* **The problem**
Copy each line that contains the string "하나님의".

Data records:
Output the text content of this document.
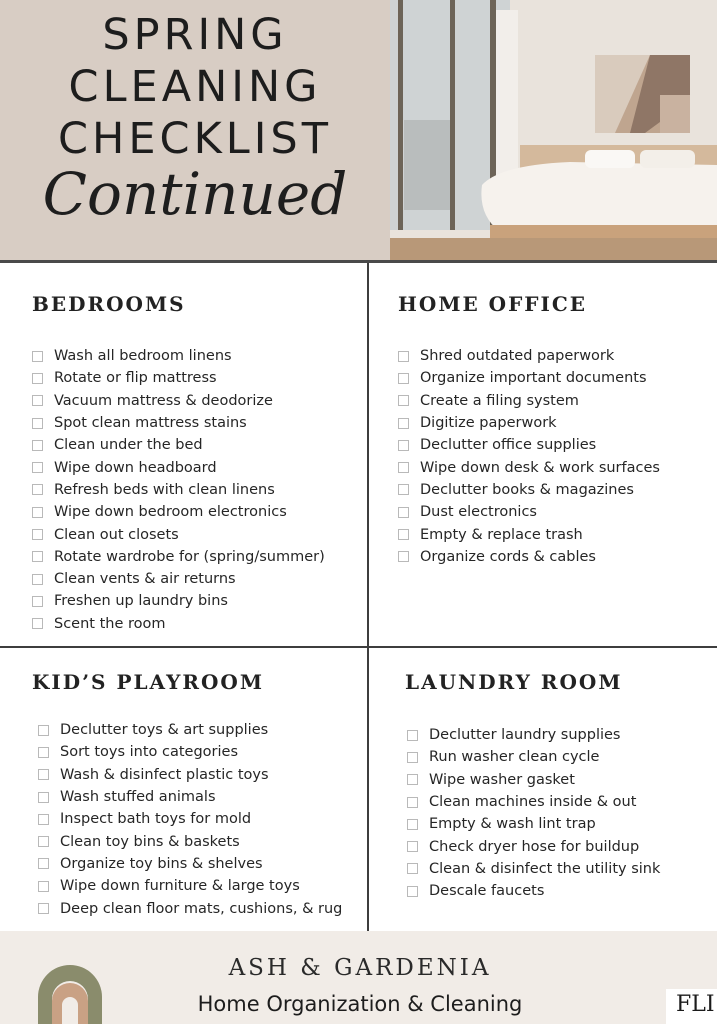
SPRING
CLEANING
CHECKLIST
Continued
BEDROOMS
Wash all bedroom linens
Rotate or flip mattress
Vacuum mattress & deodorize
Spot clean mattress stains
Clean under the bed
Wipe down headboard
Refresh beds with clean linens
Wipe down bedroom electronics
Clean out closets
Rotate wardrobe for (spring/summer)
Clean vents & air returns
Freshen up laundry bins
Scent the room
HOME OFFICE
Shred outdated paperwork
Organize important documents
Create a filing system
Digitize paperwork
Declutter office supplies
Wipe down desk & work surfaces
Declutter books & magazines
Dust electronics
Empty & replace trash
Organize cords & cables
KID’S PLAYROOM
Declutter toys & art supplies
Sort toys into categories
Wash & disinfect plastic toys
Wash stuffed animals
Inspect bath toys for mold
Clean toy bins & baskets
Organize toy bins & shelves
Wipe down furniture & large toys
Deep clean floor mats, cushions, & rug
LAUNDRY ROOM
Declutter laundry supplies
Run washer clean cycle
Wipe washer gasket
Clean machines inside & out
Empty & wash lint trap
Check dryer hose for buildup
Clean & disinfect the utility sink
Descale faucets
ASH & GARDENIA
Home Organization & Cleaning	FLI
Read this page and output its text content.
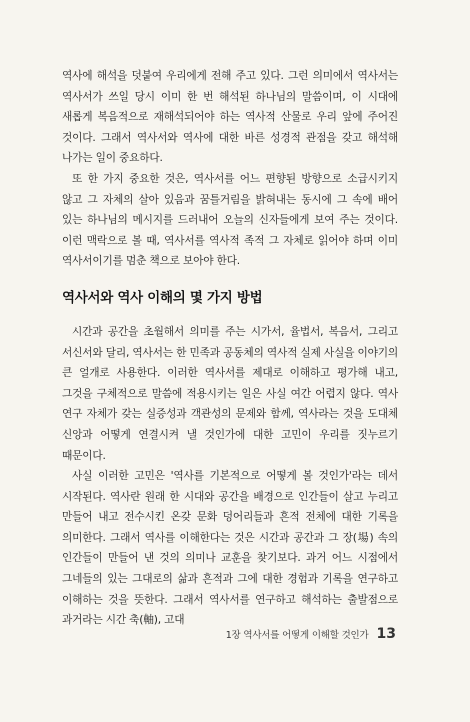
역사에 해석을 덧붙여 우리에게 전해 주고 있다. 그런 의미에서 역사서는 역사서가 쓰일 당시 이미 한 번 해석된 하나님의 말씀이며, 이 시대에 새롭게 복음적으로 재해석되어야 하는 역사적 산물로 우리 앞에 주어진 것이다. 그래서 역사서와 역사에 대한 바른 성경적 관점을 갖고 해석해 나가는 일이 중요하다.

또 한 가지 중요한 것은, 역사서를 어느 편향된 방향으로 소급시키지 않고 그 자체의 살아 있음과 꿈틀거림을 밝혀내는 동시에 그 속에 배어 있는 하나님의 메시지를 드러내어 오늘의 신자들에게 보여 주는 것이다. 이런 맥락으로 볼 때, 역사서를 역사적 족적 그 자체로 읽어야 하며 이미 역사서이기를 멈춘 책으로 보아야 한다.

역사서와 역사 이해의 몇 가지 방법

시간과 공간을 초월해서 의미를 주는 시가서, 율법서, 복음서, 그리고 서신서와 달리, 역사서는 한 민족과 공동체의 역사적 실제 사실을 이야기의 큰 얼개로 사용한다. 이러한 역사서를 제대로 이해하고 평가해 내고, 그것을 구체적으로 말씀에 적용시키는 일은 사실 여간 어렵지 않다. 역사 연구 자체가 갖는 실증성과 객관성의 문제와 함께, 역사라는 것을 도대체 신앙과 어떻게 연결시켜 낼 것인가에 대한 고민이 우리를 짓누르기 때문이다.

사실 이러한 고민은 '역사를 기본적으로 어떻게 볼 것인가'라는 데서 시작된다. 역사란 원래 한 시대와 공간을 배경으로 인간들이 살고 누리고 만들어 내고 전수시킨 온갖 문화 덩어리들과 흔적 전체에 대한 기록을 의미한다. 그래서 역사를 이해한다는 것은 시간과 공간과 그 장(場) 속의 인간들이 만들어 낸 것의 의미나 교훈을 찾기보다. 과거 어느 시점에서 그네들의 있는 그대로의 삶과 흔적과 그에 대한 경험과 기록을 연구하고 이해하는 것을 뜻한다. 그래서 역사서를 연구하고 해석하는 출발점으로 과거라는 시간 축(軸), 고대

1장 역사서를 어떻게 이해할 것인가 13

* **Final answer**
역사에 해석을 덧붙여 우리에게 전해 주고 있다. 그런 의미에서 역사서는 역사서가 쓰일 당시 이미 한 번 해석된 하나님의 말씀이며, 이 시대에 새롭게 복음적으로 재해석되어야 하는 역사적 산물로 우리 앞에 주어진 것이다. 그래서 역사서와 역사에 대한 바른 성경적 관점을 갖고 해석해 나가는 일이 중요하다.
또 한 가지 중요한 것은, 역사서를 어느 편향된 방향으로 소급시키지 않고 그 자체의 살아 있음과 꿈틀거림을 밝혀내는 동시에 그 속에 배어 있는 하나님의 메시지를 드러내어 오늘의 신자들에게 보여 주는 것이다. 이런 맥락으로 볼 때, 역사서를 역사적 족적 그 자체로 읽어야 하며 이미 역사서이기를 멈춘 책으로 보아야 한다.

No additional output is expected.